• **Short task**
Copy the records below exactly, leaving out every picture.

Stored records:
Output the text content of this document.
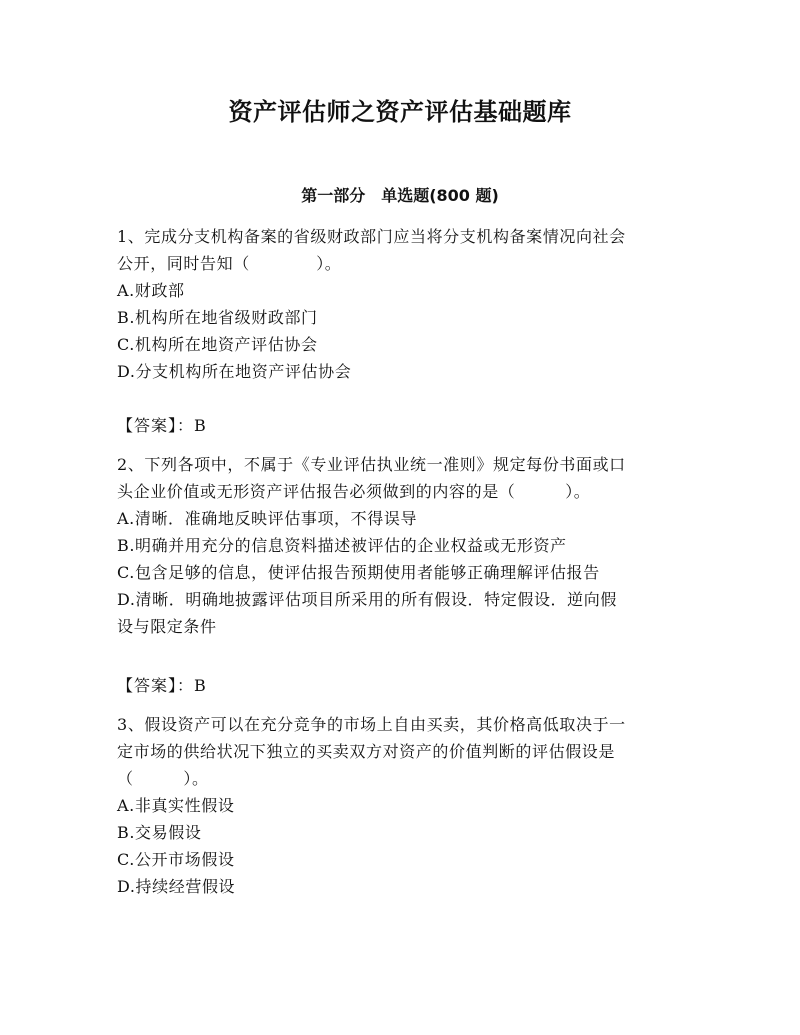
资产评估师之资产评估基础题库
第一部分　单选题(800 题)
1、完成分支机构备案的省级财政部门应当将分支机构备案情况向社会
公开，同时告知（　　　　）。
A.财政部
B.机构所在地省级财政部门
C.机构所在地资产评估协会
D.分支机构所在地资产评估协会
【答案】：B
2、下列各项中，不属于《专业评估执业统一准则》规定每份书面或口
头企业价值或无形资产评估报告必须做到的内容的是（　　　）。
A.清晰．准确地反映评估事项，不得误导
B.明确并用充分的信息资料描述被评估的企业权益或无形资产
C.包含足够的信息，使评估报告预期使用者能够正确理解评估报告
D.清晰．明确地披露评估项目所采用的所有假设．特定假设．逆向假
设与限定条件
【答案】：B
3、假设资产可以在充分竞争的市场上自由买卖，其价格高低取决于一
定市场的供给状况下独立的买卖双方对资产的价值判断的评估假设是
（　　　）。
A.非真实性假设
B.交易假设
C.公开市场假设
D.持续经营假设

• **Task output**
Output the text content of this document.
资产评估师之资产评估基础题库
第一部分　单选题(800 题)
1、完成分支机构备案的省级财政部门应当将分支机构备案情况向社会
公开，同时告知（　　　　）。
A.财政部
B.机构所在地省级财政部门
C.机构所在地资产评估协会
D.分支机构所在地资产评估协会
【答案】：B
2、下列各项中，不属于《专业评估执业统一准则》规定每份书面或口
头企业价值或无形资产评估报告必须做到的内容的是（　　　）。
A.清晰．准确地反映评估事项，不得误导
B.明确并用充分的信息资料描述被评估的企业权益或无形资产
C.包含足够的信息，使评估报告预期使用者能够正确理解评估报告
D.清晰．明确地披露评估项目所采用的所有假设．特定假设．逆向假
设与限定条件
【答案】：B
3、假设资产可以在充分竞争的市场上自由买卖，其价格高低取决于一
定市场的供给状况下独立的买卖双方对资产的价值判断的评估假设是
（　　　）。
A.非真实性假设
B.交易假设
C.公开市场假设
D.持续经营假设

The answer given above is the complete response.